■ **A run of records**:

============================================================

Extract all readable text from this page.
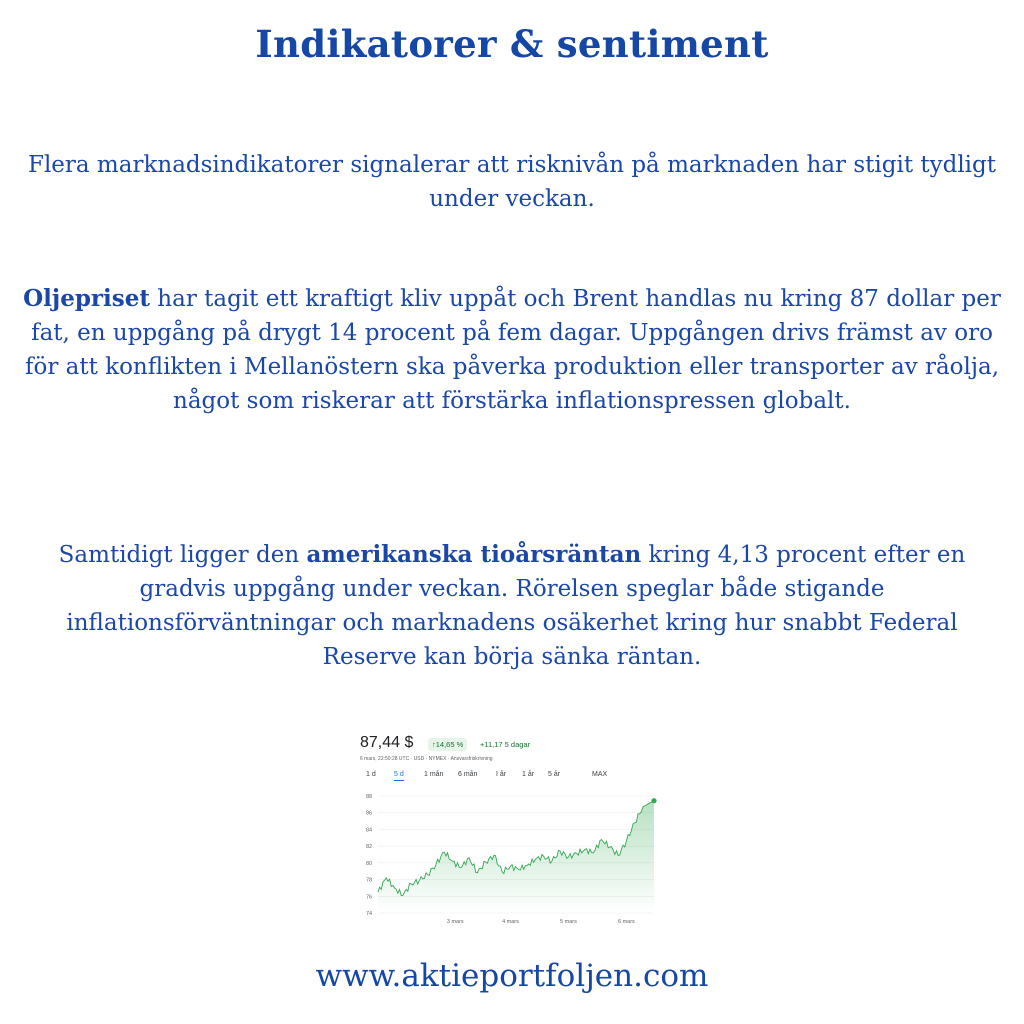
Indikatorer & sentiment
Flera marknadsindikatorer signalerar att risknivån på marknaden har stigit tydligt under veckan.
Oljepriset har tagit ett kraftigt kliv uppåt och Brent handlas nu kring 87 dollar per fat, en uppgång på drygt 14 procent på fem dagar. Uppgången drivs främst av oro för att konflikten i Mellanöstern ska påverka produktion eller transporter av råolja, något som riskerar att förstärka inflationspressen globalt.
Samtidigt ligger den amerikanska tioårsräntan kring 4,13 procent efter en gradvis uppgång under veckan. Rörelsen speglar både stigande inflationsförväntningar och marknadens osäkerhet kring hur snabbt Federal Reserve kan börja sänka räntan.
74
76
78
80
82
84
86
88
3 mars	4 mars	5 mars	6 mars
87,44 $	↑14,65 %	+11,17 5 dagar
6 mars, 22:50:28 UTC · USD · NYMEX · Ansvarsfriskrivning
1 d	5 d	1 mån 6 mån	I år 1 år 5 år	MAX
www.aktieportfoljen.com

============================================================

■ **Exercise prompt**:
Transcribe the full listing character for character. Pictures are excluded.

■ **Exercise output**:
Extract all readable text from this page.
Indikatorer & sentiment
Flera marknadsindikatorer signalerar att risknivån på marknaden har stigit tydligt under veckan.
Oljepriset har tagit ett kraftigt kliv uppåt och Brent handlas nu kring 87 dollar per fat, en uppgång på drygt 14 procent på fem dagar. Uppgången drivs främst av oro för att konflikten i Mellanöstern ska påverka produktion eller transporter av råolja, något som riskerar att förstärka inflationspressen globalt.
Samtidigt ligger den amerikanska tioårsräntan kring 4,13 procent efter en gradvis uppgång under veckan. Rörelsen speglar både stigande inflationsförväntningar och marknadens osäkerhet kring hur snabbt Federal Reserve kan börja sänka räntan.
74
76
78
80
82
84
86
88
3 mars	4 mars	5 mars	6 mars
87,44 $	↑14,65 %	+11,17 5 dagar
6 mars, 22:50:28 UTC · USD · NYMEX · Ansvarsfriskrivning
1 d	5 d	1 mån 6 mån	I år 1 år 5 år	MAX
www.aktieportfoljen.com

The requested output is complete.